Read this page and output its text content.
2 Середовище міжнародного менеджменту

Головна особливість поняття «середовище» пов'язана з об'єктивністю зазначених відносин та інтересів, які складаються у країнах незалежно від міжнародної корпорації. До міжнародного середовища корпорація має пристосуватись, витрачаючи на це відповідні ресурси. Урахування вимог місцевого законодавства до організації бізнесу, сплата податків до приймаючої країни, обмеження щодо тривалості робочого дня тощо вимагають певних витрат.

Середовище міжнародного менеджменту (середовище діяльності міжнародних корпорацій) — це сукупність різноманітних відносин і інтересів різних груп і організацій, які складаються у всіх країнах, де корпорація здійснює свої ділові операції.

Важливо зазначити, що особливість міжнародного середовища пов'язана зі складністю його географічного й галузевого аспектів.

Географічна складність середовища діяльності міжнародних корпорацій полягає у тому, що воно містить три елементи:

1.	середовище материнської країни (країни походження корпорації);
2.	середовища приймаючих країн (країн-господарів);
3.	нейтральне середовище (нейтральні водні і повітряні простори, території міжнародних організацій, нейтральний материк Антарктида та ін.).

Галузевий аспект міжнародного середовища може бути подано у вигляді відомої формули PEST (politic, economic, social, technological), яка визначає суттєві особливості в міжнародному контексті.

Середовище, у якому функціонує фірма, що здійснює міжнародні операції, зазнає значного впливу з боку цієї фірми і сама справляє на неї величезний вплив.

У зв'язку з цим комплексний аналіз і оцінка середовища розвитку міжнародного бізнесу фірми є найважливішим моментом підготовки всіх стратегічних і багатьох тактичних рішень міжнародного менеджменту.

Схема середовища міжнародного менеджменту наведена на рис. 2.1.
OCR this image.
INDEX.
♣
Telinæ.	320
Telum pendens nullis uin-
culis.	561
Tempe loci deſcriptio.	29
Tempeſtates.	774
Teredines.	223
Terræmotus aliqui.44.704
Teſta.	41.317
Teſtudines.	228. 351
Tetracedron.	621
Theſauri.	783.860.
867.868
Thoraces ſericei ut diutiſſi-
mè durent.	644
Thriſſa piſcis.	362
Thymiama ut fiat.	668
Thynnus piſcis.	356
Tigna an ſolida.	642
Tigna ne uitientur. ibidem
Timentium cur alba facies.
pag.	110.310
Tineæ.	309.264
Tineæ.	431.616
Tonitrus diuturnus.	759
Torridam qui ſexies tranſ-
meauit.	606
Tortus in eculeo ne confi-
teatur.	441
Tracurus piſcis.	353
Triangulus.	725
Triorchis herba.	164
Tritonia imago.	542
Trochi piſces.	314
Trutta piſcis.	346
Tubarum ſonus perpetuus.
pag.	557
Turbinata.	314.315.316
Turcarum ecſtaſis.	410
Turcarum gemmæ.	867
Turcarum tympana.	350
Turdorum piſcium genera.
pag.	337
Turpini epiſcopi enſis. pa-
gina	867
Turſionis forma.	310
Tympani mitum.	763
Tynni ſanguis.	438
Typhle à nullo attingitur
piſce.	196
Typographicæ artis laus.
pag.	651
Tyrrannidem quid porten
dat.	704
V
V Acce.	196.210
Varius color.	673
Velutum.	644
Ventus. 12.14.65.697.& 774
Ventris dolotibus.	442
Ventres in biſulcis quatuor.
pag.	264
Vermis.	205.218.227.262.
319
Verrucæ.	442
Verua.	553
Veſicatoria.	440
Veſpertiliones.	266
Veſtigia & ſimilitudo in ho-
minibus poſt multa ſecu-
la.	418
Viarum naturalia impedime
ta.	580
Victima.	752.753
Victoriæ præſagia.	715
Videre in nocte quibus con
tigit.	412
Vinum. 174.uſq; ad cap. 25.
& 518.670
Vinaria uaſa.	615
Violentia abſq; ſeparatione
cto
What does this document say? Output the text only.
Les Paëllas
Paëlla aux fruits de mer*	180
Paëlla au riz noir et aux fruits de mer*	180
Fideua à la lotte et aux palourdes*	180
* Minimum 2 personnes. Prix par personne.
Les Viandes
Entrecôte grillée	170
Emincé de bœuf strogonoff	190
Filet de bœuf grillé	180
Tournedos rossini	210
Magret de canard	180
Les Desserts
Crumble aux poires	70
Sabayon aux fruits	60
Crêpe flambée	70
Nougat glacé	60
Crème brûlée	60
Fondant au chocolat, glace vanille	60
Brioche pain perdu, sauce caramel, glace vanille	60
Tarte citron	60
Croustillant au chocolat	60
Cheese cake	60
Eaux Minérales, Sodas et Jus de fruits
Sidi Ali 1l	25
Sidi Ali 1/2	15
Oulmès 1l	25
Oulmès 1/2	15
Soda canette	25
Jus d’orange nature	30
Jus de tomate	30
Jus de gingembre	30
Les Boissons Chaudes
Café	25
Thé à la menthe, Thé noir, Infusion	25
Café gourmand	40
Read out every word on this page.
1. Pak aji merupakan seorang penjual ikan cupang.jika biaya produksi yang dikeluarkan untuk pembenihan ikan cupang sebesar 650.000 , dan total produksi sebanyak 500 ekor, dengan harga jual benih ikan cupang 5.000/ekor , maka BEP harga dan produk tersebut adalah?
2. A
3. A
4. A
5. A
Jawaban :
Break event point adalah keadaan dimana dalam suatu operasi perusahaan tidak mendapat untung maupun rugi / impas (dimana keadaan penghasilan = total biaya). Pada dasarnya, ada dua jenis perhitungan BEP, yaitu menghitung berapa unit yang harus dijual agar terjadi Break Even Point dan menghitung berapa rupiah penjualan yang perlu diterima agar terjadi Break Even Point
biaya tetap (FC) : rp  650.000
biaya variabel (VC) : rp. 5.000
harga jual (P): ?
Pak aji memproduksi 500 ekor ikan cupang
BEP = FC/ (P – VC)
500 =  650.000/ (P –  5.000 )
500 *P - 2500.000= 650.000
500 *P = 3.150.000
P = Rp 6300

YOUR TASK:
Check every line for "biaya" and show the ones that have it.

TASK RESPONSE:
1. Pak aji merupakan seorang penjual ikan cupang.jika biaya produksi yang dikeluarkan untuk pembenihan ikan cupang sebesar 650.000 , dan total produksi sebanyak 500 ekor, dengan harga jual benih ikan cupang 5.000/ekor , maka BEP harga dan produk tersebut adalah?
Break event point adalah keadaan dimana dalam suatu operasi perusahaan tidak mendapat untung maupun rugi / impas (dimana keadaan penghasilan = total biaya). Pada dasarnya, ada dua jenis perhitungan BEP, yaitu menghitung berapa unit yang harus dijual agar terjadi Break Even Point dan menghitung berapa rupiah penjualan yang perlu diterima agar terjadi Break Even Point
biaya tetap (FC) : rp  650.000
biaya variabel (VC) : rp. 5.000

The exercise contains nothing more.